- Task goal
Replace "heart-icon" with "like-icon" in the records below. Start at the line that has "back-icon xyxy=(69,430,99,476)", stop after the line that has "hd-badge: HD xyxy=(40,18,65,36)", leave everything else unchanged, and give back only those lines.

- - - - -

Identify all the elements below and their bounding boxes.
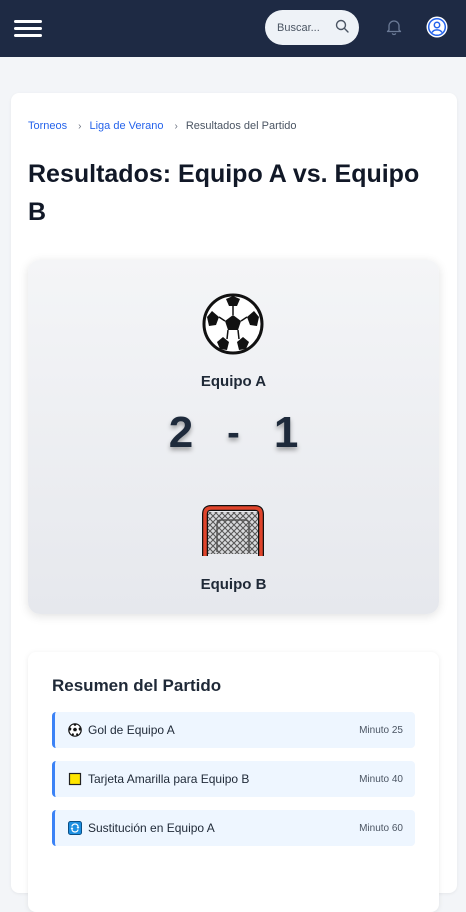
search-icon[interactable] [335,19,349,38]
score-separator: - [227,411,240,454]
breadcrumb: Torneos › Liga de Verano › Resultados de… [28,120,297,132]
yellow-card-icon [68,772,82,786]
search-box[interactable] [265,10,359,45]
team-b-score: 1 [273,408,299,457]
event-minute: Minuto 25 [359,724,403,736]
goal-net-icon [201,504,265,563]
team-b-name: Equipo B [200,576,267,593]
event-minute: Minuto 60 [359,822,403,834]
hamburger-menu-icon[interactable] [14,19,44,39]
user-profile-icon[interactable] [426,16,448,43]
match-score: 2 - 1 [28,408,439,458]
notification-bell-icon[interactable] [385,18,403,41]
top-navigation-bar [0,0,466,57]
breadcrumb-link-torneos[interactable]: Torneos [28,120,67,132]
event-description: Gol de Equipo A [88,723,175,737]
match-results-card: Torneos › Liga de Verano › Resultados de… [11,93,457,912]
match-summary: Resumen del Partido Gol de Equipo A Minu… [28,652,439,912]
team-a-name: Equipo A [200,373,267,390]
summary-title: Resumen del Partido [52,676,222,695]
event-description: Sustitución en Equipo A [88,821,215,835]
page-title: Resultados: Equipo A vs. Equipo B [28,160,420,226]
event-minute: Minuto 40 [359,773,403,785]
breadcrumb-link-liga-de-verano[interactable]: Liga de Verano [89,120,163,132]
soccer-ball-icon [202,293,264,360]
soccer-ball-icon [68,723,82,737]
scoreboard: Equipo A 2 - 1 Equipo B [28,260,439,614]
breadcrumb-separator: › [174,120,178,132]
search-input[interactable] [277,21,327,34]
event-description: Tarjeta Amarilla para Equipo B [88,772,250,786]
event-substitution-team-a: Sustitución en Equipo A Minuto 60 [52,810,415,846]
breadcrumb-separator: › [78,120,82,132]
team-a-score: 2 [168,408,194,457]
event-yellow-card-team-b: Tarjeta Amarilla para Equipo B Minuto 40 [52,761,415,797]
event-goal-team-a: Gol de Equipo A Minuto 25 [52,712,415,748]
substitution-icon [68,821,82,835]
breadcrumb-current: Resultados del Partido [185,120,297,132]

- - - - -

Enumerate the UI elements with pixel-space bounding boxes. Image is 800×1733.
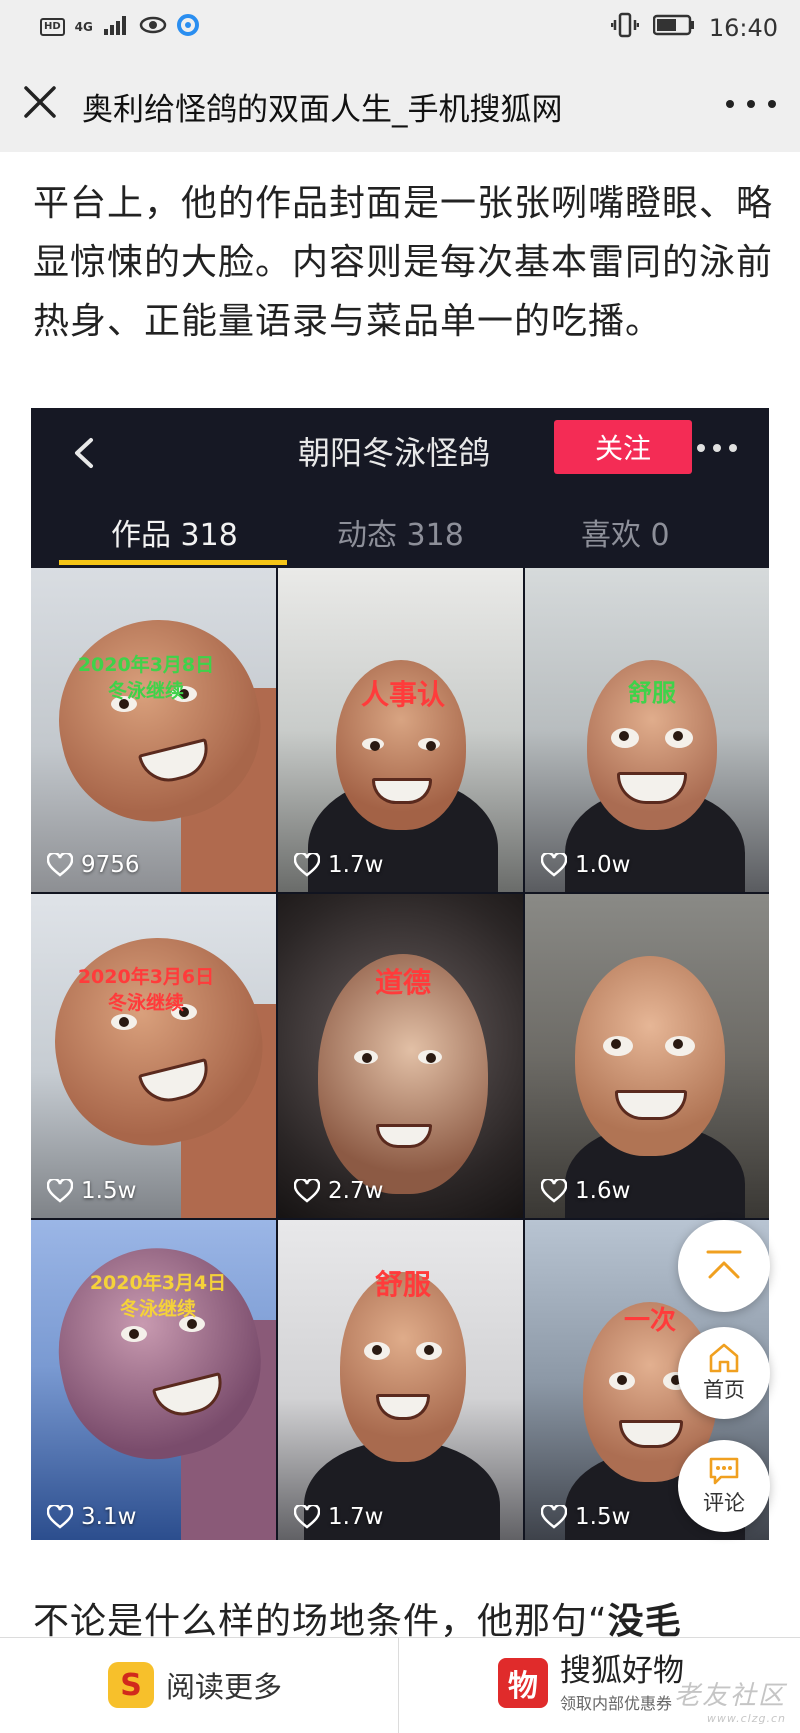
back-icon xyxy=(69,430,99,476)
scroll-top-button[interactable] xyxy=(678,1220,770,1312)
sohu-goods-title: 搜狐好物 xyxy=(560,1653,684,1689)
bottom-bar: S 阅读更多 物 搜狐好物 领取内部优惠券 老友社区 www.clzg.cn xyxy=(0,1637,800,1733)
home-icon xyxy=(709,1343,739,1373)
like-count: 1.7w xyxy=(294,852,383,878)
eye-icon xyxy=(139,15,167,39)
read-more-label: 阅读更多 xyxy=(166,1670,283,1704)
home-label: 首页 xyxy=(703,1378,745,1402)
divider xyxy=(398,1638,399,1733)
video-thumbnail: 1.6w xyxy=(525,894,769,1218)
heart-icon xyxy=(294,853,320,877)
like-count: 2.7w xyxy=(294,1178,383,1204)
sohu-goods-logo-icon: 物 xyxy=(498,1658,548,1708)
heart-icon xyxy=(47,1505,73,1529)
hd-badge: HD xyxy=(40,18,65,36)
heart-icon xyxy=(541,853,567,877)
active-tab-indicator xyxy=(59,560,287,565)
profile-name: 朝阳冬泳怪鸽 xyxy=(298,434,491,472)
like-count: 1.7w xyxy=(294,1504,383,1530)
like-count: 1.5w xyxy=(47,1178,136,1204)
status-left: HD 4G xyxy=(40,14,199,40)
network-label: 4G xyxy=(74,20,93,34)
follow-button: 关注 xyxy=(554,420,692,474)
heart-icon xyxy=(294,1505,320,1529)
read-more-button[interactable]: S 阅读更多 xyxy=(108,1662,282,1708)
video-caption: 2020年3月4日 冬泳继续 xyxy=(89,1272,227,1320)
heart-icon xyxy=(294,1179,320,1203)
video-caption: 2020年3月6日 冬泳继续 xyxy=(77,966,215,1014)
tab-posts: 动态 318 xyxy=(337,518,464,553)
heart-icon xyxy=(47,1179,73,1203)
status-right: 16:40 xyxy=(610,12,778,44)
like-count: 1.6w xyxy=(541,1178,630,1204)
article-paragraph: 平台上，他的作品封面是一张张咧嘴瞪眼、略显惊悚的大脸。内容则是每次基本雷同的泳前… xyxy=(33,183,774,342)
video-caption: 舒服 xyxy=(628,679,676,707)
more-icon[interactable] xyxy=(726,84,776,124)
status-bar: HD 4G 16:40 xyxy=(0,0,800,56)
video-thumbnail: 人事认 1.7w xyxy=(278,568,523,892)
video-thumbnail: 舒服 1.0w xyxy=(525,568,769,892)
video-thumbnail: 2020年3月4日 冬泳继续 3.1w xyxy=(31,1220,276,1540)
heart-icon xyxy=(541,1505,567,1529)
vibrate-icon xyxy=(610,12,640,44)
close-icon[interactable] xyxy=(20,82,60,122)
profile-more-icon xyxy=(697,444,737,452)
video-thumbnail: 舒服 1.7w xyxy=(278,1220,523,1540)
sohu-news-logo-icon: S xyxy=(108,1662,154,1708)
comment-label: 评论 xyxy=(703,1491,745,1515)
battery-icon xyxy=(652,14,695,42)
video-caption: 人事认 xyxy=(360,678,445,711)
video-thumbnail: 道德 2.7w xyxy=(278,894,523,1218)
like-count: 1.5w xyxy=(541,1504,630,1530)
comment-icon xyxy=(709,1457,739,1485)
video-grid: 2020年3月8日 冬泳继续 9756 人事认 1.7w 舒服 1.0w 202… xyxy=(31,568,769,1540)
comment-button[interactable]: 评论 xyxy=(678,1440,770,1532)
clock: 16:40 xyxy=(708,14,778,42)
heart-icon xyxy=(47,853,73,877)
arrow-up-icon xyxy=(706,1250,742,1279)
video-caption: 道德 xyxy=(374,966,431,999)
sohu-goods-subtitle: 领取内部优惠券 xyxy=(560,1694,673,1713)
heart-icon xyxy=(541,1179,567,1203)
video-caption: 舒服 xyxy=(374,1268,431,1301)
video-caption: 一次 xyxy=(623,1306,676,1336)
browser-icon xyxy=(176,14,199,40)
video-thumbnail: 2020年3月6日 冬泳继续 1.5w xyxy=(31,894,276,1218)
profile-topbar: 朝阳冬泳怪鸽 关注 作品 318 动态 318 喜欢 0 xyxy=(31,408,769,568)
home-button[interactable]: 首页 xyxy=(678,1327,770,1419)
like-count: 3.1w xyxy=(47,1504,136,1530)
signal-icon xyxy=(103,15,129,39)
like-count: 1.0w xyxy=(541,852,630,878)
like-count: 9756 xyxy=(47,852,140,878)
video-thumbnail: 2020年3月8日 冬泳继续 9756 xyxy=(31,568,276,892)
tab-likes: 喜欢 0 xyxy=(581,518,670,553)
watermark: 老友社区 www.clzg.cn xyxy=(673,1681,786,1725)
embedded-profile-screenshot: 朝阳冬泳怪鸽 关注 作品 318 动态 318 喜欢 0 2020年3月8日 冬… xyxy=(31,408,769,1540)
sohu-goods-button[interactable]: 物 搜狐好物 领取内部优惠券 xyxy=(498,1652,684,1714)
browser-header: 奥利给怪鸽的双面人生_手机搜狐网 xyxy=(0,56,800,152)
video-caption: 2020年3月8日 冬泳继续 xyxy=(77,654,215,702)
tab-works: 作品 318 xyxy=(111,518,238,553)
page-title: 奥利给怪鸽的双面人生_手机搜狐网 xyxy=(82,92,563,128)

- - - - -

- Exercise output
back-icon xyxy=(69,430,99,476)
scroll-top-button[interactable] xyxy=(678,1220,770,1312)
sohu-goods-title: 搜狐好物 xyxy=(560,1653,684,1689)
bottom-bar: S 阅读更多 物 搜狐好物 领取内部优惠券 老友社区 www.clzg.cn xyxy=(0,1637,800,1733)
home-icon xyxy=(709,1343,739,1373)
like-count: 1.7w xyxy=(294,852,383,878)
eye-icon xyxy=(139,15,167,39)
read-more-label: 阅读更多 xyxy=(166,1670,283,1704)
home-label: 首页 xyxy=(703,1378,745,1402)
divider xyxy=(398,1638,399,1733)
video-thumbnail: 1.6w xyxy=(525,894,769,1218)
like-icon xyxy=(294,853,320,877)
like-count: 2.7w xyxy=(294,1178,383,1204)
sohu-goods-logo-icon: 物 xyxy=(498,1658,548,1708)
like-icon xyxy=(47,1505,73,1529)
hd-badge: HD xyxy=(40,18,65,36)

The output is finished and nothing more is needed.